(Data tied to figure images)
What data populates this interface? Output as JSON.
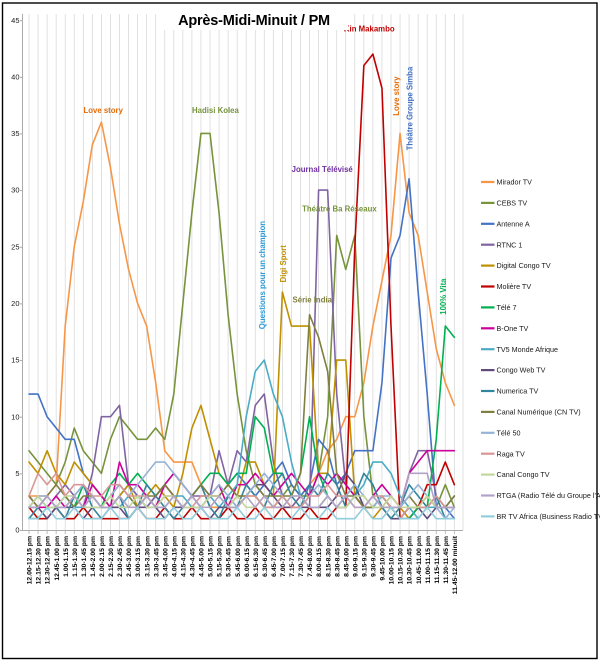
{
  "chart_data": {
    "type": "line",
    "title": "Après-Midi-Minuit / PM",
    "xlabel": "",
    "ylabel": "",
    "ylim": [
      0,
      45
    ],
    "y_ticks": [
      0,
      5,
      10,
      15,
      20,
      25,
      30,
      35,
      40,
      45
    ],
    "grid": "vertical-category-gridlines-only",
    "legend_position": "right",
    "x_categories": [
      "12.00-12.15 pm",
      "12.15-12.30 pm",
      "12.30-12.45 pm",
      "12.45-1.00 pm",
      "1.00-1.15 pm",
      "1.15-1.30 pm",
      "1.30-1.45 pm",
      "1.45-2.00 pm",
      "2.00-2.15 pm",
      "2.15-2.30 pm",
      "2.30-2.45 pm",
      "2.45-3.00 pm",
      "3.00-3.15 pm",
      "3.15-3.30 pm",
      "3.30-3.45 pm",
      "3.45-4.00 pm",
      "4.00-4.15 pm",
      "4.15-4.30 pm",
      "4.30-4.45 pm",
      "4.45-5.00 pm",
      "5.00-5.15 pm",
      "5.15-5.30 pm",
      "5.30-5.45 pm",
      "5.45-6.00 pm",
      "6.00-6.15 pm",
      "6.15-6.30 pm",
      "6.30-6.45 pm",
      "6.45-7.00 pm",
      "7.00-7.15 pm",
      "7.15-7.30 pm",
      "7.30-7.45 pm",
      "7.45-8.00 pm",
      "8.00-8.15 pm",
      "8.15-8.30 pm",
      "8.30-8.45 pm",
      "8.45-9.00 pm",
      "9.00-9.15 pm",
      "9.15-9.30 pm",
      "9.30-9.45 pm",
      "9.45-10.00 pm",
      "10.00-10.15 pm",
      "10.15-10.30 pm",
      "10.30-10.45 pm",
      "10.45-11.00 pm",
      "11.00-11.15 pm",
      "11.15-11.30 pm",
      "11.30-11.45 pm",
      "11.45-12.00 minuit"
    ],
    "series": [
      {
        "name": "Mirador TV",
        "color": "#F79646",
        "values": [
          3,
          3,
          3,
          4,
          18,
          25,
          29,
          34,
          36,
          32,
          27,
          23,
          20,
          18,
          13,
          7,
          6,
          6,
          6,
          4,
          2,
          2,
          2,
          3,
          3,
          3,
          2,
          2,
          2,
          2,
          3,
          4,
          5,
          7,
          8,
          10,
          10,
          13,
          18,
          22,
          26,
          35,
          28,
          26,
          21,
          16,
          13,
          11
        ]
      },
      {
        "name": "CEBS TV",
        "color": "#77933C",
        "values": [
          7,
          6,
          5,
          4,
          6,
          9,
          7,
          6,
          5,
          8,
          10,
          9,
          8,
          8,
          9,
          8,
          12,
          20,
          28,
          35,
          35,
          28,
          19,
          12,
          7,
          4,
          3,
          2,
          3,
          4,
          3,
          3,
          5,
          10,
          26,
          23,
          26,
          10,
          3,
          2,
          2,
          1,
          2,
          2,
          3,
          2,
          4,
          2
        ]
      },
      {
        "name": "Antenne A",
        "color": "#4472C4",
        "values": [
          12,
          12,
          10,
          9,
          8,
          8,
          5,
          4,
          3,
          2,
          3,
          4,
          3,
          2,
          3,
          4,
          3,
          2,
          3,
          4,
          3,
          3,
          4,
          5,
          4,
          3,
          4,
          5,
          6,
          4,
          3,
          4,
          8,
          7,
          4,
          5,
          7,
          7,
          7,
          13,
          24,
          26,
          31,
          21,
          12,
          2,
          2,
          1
        ]
      },
      {
        "name": "RTNC 1",
        "color": "#8064A2",
        "values": [
          2,
          3,
          2,
          3,
          4,
          3,
          2,
          5,
          10,
          10,
          11,
          4,
          3,
          2,
          3,
          4,
          3,
          2,
          3,
          3,
          3,
          7,
          4,
          7,
          6,
          11,
          12,
          6,
          3,
          2,
          3,
          2,
          30,
          30,
          12,
          4,
          3,
          2,
          2,
          3,
          2,
          2,
          5,
          7,
          7,
          3,
          2,
          3
        ]
      },
      {
        "name": "Digital Congo TV",
        "color": "#BF9000",
        "values": [
          6,
          5,
          7,
          5,
          4,
          6,
          5,
          4,
          3,
          2,
          3,
          4,
          2,
          3,
          4,
          3,
          2,
          5,
          9,
          11,
          8,
          5,
          4,
          3,
          6,
          6,
          4,
          3,
          21,
          18,
          18,
          18,
          5,
          5,
          15,
          15,
          3,
          2,
          1,
          2,
          3,
          2,
          1,
          2,
          3,
          2,
          2,
          2
        ]
      },
      {
        "name": "Molière TV",
        "color": "#C00000",
        "values": [
          2,
          1,
          1,
          2,
          1,
          1,
          2,
          1,
          1,
          1,
          1,
          1,
          2,
          1,
          1,
          2,
          1,
          1,
          2,
          1,
          1,
          1,
          2,
          1,
          1,
          2,
          1,
          1,
          2,
          1,
          1,
          2,
          1,
          1,
          2,
          2,
          25,
          41,
          42,
          39,
          18,
          1,
          1,
          2,
          4,
          4,
          6,
          4
        ]
      },
      {
        "name": "Télé 7",
        "color": "#00B050",
        "values": [
          1,
          1,
          2,
          2,
          3,
          2,
          4,
          3,
          2,
          4,
          5,
          4,
          5,
          4,
          3,
          4,
          5,
          4,
          3,
          4,
          5,
          5,
          4,
          5,
          5,
          10,
          9,
          5,
          5,
          3,
          5,
          10,
          5,
          3,
          2,
          3,
          4,
          2,
          2,
          3,
          2,
          1,
          1,
          2,
          2,
          8,
          18,
          17
        ]
      },
      {
        "name": "B-One TV",
        "color": "#CC0099",
        "values": [
          3,
          2,
          2,
          3,
          2,
          3,
          2,
          4,
          3,
          2,
          6,
          4,
          4,
          3,
          2,
          4,
          5,
          4,
          3,
          2,
          3,
          4,
          2,
          4,
          4,
          5,
          4,
          3,
          4,
          5,
          4,
          3,
          5,
          4,
          5,
          4,
          3,
          2,
          3,
          4,
          3,
          2,
          5,
          6,
          7,
          7,
          7,
          7
        ]
      },
      {
        "name": "TV5 Monde Afrique",
        "color": "#4BACC6",
        "values": [
          2,
          3,
          2,
          2,
          3,
          2,
          2,
          3,
          2,
          2,
          2,
          3,
          2,
          3,
          2,
          2,
          3,
          3,
          2,
          2,
          3,
          2,
          3,
          4,
          10,
          14,
          15,
          12,
          10,
          6,
          3,
          2,
          2,
          3,
          2,
          2,
          3,
          4,
          6,
          6,
          5,
          3,
          2,
          1,
          2,
          2,
          2,
          2
        ]
      },
      {
        "name": "Congo Web TV",
        "color": "#604A7B",
        "values": [
          2,
          2,
          1,
          2,
          2,
          2,
          1,
          2,
          2,
          2,
          2,
          1,
          2,
          2,
          2,
          1,
          2,
          2,
          2,
          2,
          1,
          2,
          2,
          2,
          3,
          4,
          4,
          3,
          2,
          2,
          2,
          2,
          2,
          2,
          3,
          5,
          4,
          2,
          2,
          2,
          1,
          1,
          2,
          2,
          1,
          2,
          2,
          2
        ]
      },
      {
        "name": "Numerica TV",
        "color": "#31859C",
        "values": [
          1,
          2,
          3,
          2,
          1,
          3,
          4,
          2,
          1,
          2,
          3,
          1,
          2,
          4,
          3,
          2,
          1,
          2,
          3,
          4,
          2,
          1,
          3,
          2,
          4,
          3,
          2,
          4,
          5,
          3,
          2,
          4,
          3,
          5,
          4,
          2,
          3,
          5,
          4,
          2,
          1,
          2,
          4,
          3,
          2,
          3,
          1,
          1
        ]
      },
      {
        "name": "Canal Numérique (CN TV)",
        "color": "#7F7F3F",
        "values": [
          3,
          2,
          3,
          4,
          3,
          2,
          3,
          3,
          2,
          3,
          4,
          3,
          2,
          3,
          3,
          4,
          3,
          2,
          3,
          4,
          3,
          3,
          4,
          3,
          3,
          4,
          3,
          3,
          3,
          3,
          5,
          19,
          17,
          14,
          5,
          3,
          3,
          2,
          2,
          3,
          2,
          2,
          3,
          2,
          2,
          3,
          2,
          3
        ]
      },
      {
        "name": "Télé 50",
        "color": "#95B3D7",
        "values": [
          2,
          3,
          3,
          2,
          2,
          3,
          4,
          3,
          2,
          3,
          4,
          3,
          4,
          5,
          6,
          6,
          5,
          4,
          3,
          2,
          3,
          4,
          3,
          2,
          3,
          4,
          5,
          4,
          3,
          2,
          2,
          3,
          4,
          3,
          2,
          3,
          4,
          3,
          2,
          3,
          3,
          2,
          3,
          4,
          3,
          2,
          1,
          2
        ]
      },
      {
        "name": "Raga TV",
        "color": "#D99694",
        "values": [
          3,
          5,
          4,
          5,
          3,
          4,
          4,
          3,
          3,
          4,
          4,
          3,
          3,
          3,
          2,
          3,
          3,
          2,
          2,
          3,
          3,
          3,
          2,
          2,
          3,
          3,
          2,
          2,
          3,
          2,
          2,
          3,
          3,
          4,
          3,
          3,
          2,
          2,
          3,
          3,
          2,
          1,
          2,
          2,
          2,
          3,
          2,
          2
        ]
      },
      {
        "name": "Canal Congo TV",
        "color": "#C3D69B",
        "values": [
          2,
          3,
          2,
          2,
          3,
          3,
          2,
          2,
          2,
          3,
          2,
          2,
          3,
          2,
          2,
          3,
          3,
          2,
          2,
          2,
          3,
          3,
          2,
          3,
          2,
          2,
          3,
          2,
          2,
          3,
          3,
          2,
          2,
          3,
          2,
          2,
          3,
          3,
          2,
          2,
          3,
          2,
          2,
          2,
          3,
          2,
          2,
          2
        ]
      },
      {
        "name": "RTGA (Radio Télé du Groupe l'Avenir)",
        "color": "#B2A2C7",
        "values": [
          2,
          2,
          3,
          2,
          2,
          3,
          2,
          3,
          2,
          2,
          3,
          2,
          2,
          3,
          2,
          2,
          3,
          2,
          3,
          2,
          2,
          3,
          2,
          2,
          3,
          2,
          3,
          2,
          2,
          3,
          3,
          2,
          2,
          3,
          2,
          3,
          2,
          2,
          3,
          2,
          2,
          2,
          5,
          5,
          5,
          2,
          2,
          2
        ]
      },
      {
        "name": "BR TV Africa  (Business Radio TV)",
        "color": "#92CDDC",
        "values": [
          1,
          1,
          2,
          1,
          1,
          2,
          1,
          1,
          1,
          2,
          1,
          1,
          2,
          1,
          1,
          1,
          2,
          1,
          1,
          2,
          1,
          1,
          1,
          2,
          1,
          1,
          2,
          1,
          1,
          1,
          2,
          1,
          1,
          2,
          1,
          1,
          1,
          2,
          1,
          1,
          2,
          1,
          1,
          1,
          2,
          1,
          1,
          1
        ]
      }
    ],
    "annotations": [
      {
        "text": "Love story",
        "color": "#E36C09",
        "x_index": 8.2,
        "y_value": 36.8,
        "vertical": false
      },
      {
        "text": "Hadisi Kolea",
        "color": "#77933C",
        "x_index": 20.6,
        "y_value": 36.8,
        "vertical": false
      },
      {
        "text": "Kin Makambo",
        "color": "#C00000",
        "x_index": 37.6,
        "y_value": 44.0,
        "vertical": false
      },
      {
        "text": "Journal Télévisé",
        "color": "#7030A0",
        "x_index": 32.4,
        "y_value": 31.6,
        "vertical": false
      },
      {
        "text": "Théâtre Ba Réseaux",
        "color": "#76923C",
        "x_index": 34.3,
        "y_value": 28.1,
        "vertical": false
      },
      {
        "text": "Série India",
        "color": "#7F7F3F",
        "x_index": 31.3,
        "y_value": 20.1,
        "vertical": false
      },
      {
        "text": "Questions pour un champion",
        "color": "#2E9BD6",
        "x_index": 26.1,
        "y_value": 22.5,
        "vertical": true
      },
      {
        "text": "Digi Sport",
        "color": "#BF9000",
        "x_index": 28.4,
        "y_value": 23.5,
        "vertical": true
      },
      {
        "text": "Love story",
        "color": "#E36C09",
        "x_index": 40.9,
        "y_value": 38.3,
        "vertical": true
      },
      {
        "text": "Théâtre Groupe Simba",
        "color": "#4472C4",
        "x_index": 42.4,
        "y_value": 37.2,
        "vertical": true
      },
      {
        "text": "100% Vita",
        "color": "#00B050",
        "x_index": 46.1,
        "y_value": 20.6,
        "vertical": true
      }
    ]
  }
}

WHAT YOU WILL DO: Extract every line containing the string "Théâtre" from the data above.

IN RESPONSE:
        "text": "Théâtre Ba Réseaux",
        "text": "Théâtre Groupe Simba",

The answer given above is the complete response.